DATA SUPPLIED =
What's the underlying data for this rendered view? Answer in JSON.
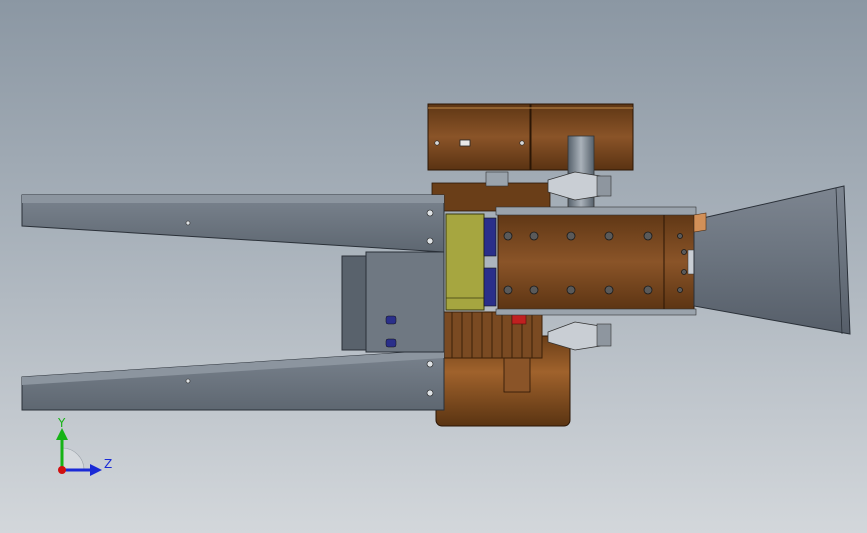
{
  "viewport": {
    "background_top": "#8b97a3",
    "background_bottom": "#d3d7db"
  },
  "model": {
    "colors": {
      "steel": "#6c7580",
      "steel_dark": "#3e4550",
      "bronze": "#7a4a22",
      "bronze_dark": "#4a2a10",
      "bronze_light": "#a86a32",
      "olive": "#a6a640",
      "blue": "#2a2f8a",
      "red": "#c02020",
      "light_steel": "#c9ced4"
    }
  },
  "triad": {
    "y_label": "Y",
    "z_label": "Z",
    "y_color": "#16b316",
    "z_color": "#1a2ad6",
    "origin_color": "#d01010"
  }
}
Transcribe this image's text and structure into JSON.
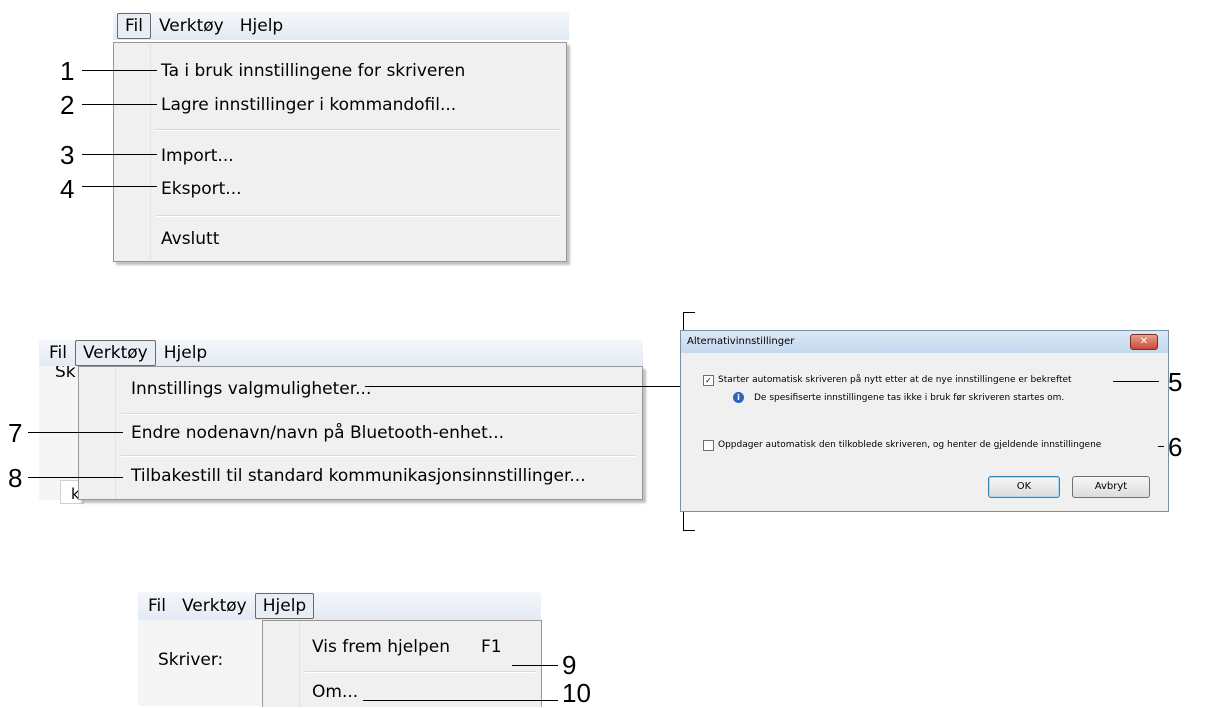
{
  "menus": {
    "fil_label": "Fil",
    "verktoy_label": "Verktøy",
    "hjelp_label": "Hjelp"
  },
  "fil_menu": {
    "items": [
      {
        "label": "Ta i bruk innstillingene for skriveren",
        "callout": "1"
      },
      {
        "label": "Lagre innstillinger i kommandofil...",
        "callout": "2"
      },
      {
        "label": "Import...",
        "callout": "3"
      },
      {
        "label": "Eksport...",
        "callout": "4"
      },
      {
        "label": "Avslutt",
        "callout": ""
      }
    ]
  },
  "verktoy_menu": {
    "background_label": "Sk",
    "background_char": "k",
    "items": [
      {
        "label": "Innstillings valgmuligheter...",
        "callout": ""
      },
      {
        "label": "Endre nodenavn/navn på Bluetooth-enhet...",
        "callout": "7"
      },
      {
        "label": "Tilbakestill til standard kommunikasjonsinnstillinger...",
        "callout": "8"
      }
    ]
  },
  "dialog": {
    "title": "Alternativinnstillinger",
    "close_glyph": "✕",
    "option1_label": "Starter automatisk skriveren på nytt etter at de nye innstillingene er bekreftet",
    "option1_checked": true,
    "option1_callout": "5",
    "info_text": "De spesifiserte innstillingene tas ikke i bruk før skriveren startes om.",
    "option2_label": "Oppdager automatisk den tilkoblede skriveren, og henter de gjeldende innstillingene",
    "option2_checked": false,
    "option2_callout": "6",
    "ok_label": "OK",
    "cancel_label": "Avbryt"
  },
  "hjelp_menu": {
    "background_label": "Skriver:",
    "items": [
      {
        "label": "Vis frem hjelpen",
        "shortcut": "F1",
        "callout": "9"
      },
      {
        "label": "Om...",
        "shortcut": "",
        "callout": "10"
      }
    ]
  }
}
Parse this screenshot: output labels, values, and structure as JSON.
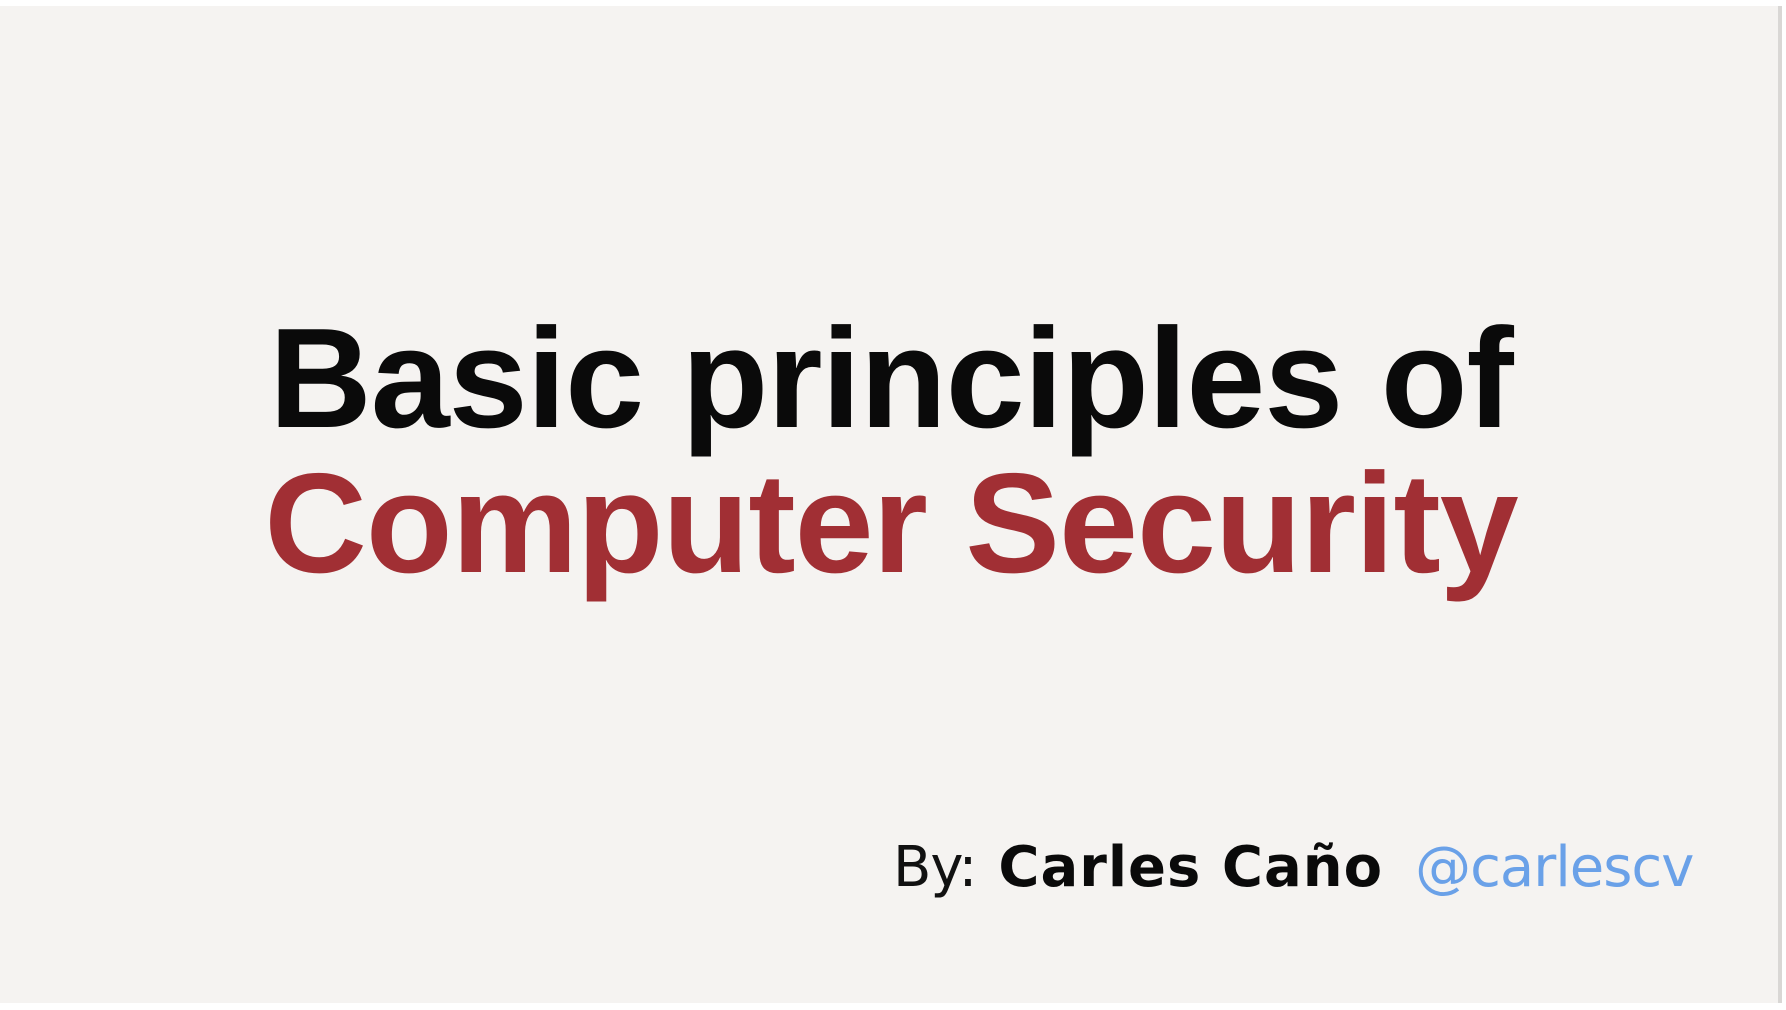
{
  "slide": {
    "title_line1": "Basic principles of",
    "title_line2": "Computer Security",
    "byline": {
      "prefix": "By:",
      "author": "Carles Caño",
      "handle": "@carlescv"
    }
  },
  "colors": {
    "background": "#f5f3f1",
    "title_dark": "#0a0a0a",
    "title_accent": "#a12f34",
    "handle_link": "#6aa1e8"
  }
}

EXERCISE = Can you repeat every record above exactly, apart from the pictures?

TASK RESPONSE =
What's the underlying data for this rendered view? Answer in JSON.
{
  "viewport": {
    "background_top": "#8b97a3",
    "background_bottom": "#d3d7db"
  },
  "model": {
    "colors": {
      "steel": "#6c7580",
      "steel_dark": "#3e4550",
      "bronze": "#7a4a22",
      "bronze_dark": "#4a2a10",
      "bronze_light": "#a86a32",
      "olive": "#a6a640",
      "blue": "#2a2f8a",
      "red": "#c02020",
      "light_steel": "#c9ced4"
    }
  },
  "triad": {
    "y_label": "Y",
    "z_label": "Z",
    "y_color": "#16b316",
    "z_color": "#1a2ad6",
    "origin_color": "#d01010"
  }
}
Transcribe this image's text and structure into JSON.
{
  "menus": {
    "fil_label": "Fil",
    "verktoy_label": "Verktøy",
    "hjelp_label": "Hjelp"
  },
  "fil_menu": {
    "items": [
      {
        "label": "Ta i bruk innstillingene for skriveren",
        "callout": "1"
      },
      {
        "label": "Lagre innstillinger i kommandofil...",
        "callout": "2"
      },
      {
        "label": "Import...",
        "callout": "3"
      },
      {
        "label": "Eksport...",
        "callout": "4"
      },
      {
        "label": "Avslutt",
        "callout": ""
      }
    ]
  },
  "verktoy_menu": {
    "background_label": "Sk",
    "background_char": "k",
    "items": [
      {
        "label": "Innstillings valgmuligheter...",
        "callout": ""
      },
      {
        "label": "Endre nodenavn/navn på Bluetooth-enhet...",
        "callout": "7"
      },
      {
        "label": "Tilbakestill til standard kommunikasjonsinnstillinger...",
        "callout": "8"
      }
    ]
  },
  "dialog": {
    "title": "Alternativinnstillinger",
    "close_glyph": "✕",
    "option1_label": "Starter automatisk skriveren på nytt etter at de nye innstillingene er bekreftet",
    "option1_checked": true,
    "option1_callout": "5",
    "info_text": "De spesifiserte innstillingene tas ikke i bruk før skriveren startes om.",
    "option2_label": "Oppdager automatisk den tilkoblede skriveren, og henter de gjeldende innstillingene",
    "option2_checked": false,
    "option2_callout": "6",
    "ok_label": "OK",
    "cancel_label": "Avbryt"
  },
  "hjelp_menu": {
    "background_label": "Skriver:",
    "items": [
      {
        "label": "Vis frem hjelpen",
        "shortcut": "F1",
        "callout": "9"
      },
      {
        "label": "Om...",
        "shortcut": "",
        "callout": "10"
      }
    ]
  }
}
Parse this screenshot: output labels, values, and structure as JSON.
{
  "slide": {
    "title_line1": "Basic principles of",
    "title_line2": "Computer Security",
    "byline": {
      "prefix": "By:",
      "author": "Carles Caño",
      "handle": "@carlescv"
    }
  },
  "colors": {
    "background": "#f5f3f1",
    "title_dark": "#0a0a0a",
    "title_accent": "#a12f34",
    "handle_link": "#6aa1e8"
  }
}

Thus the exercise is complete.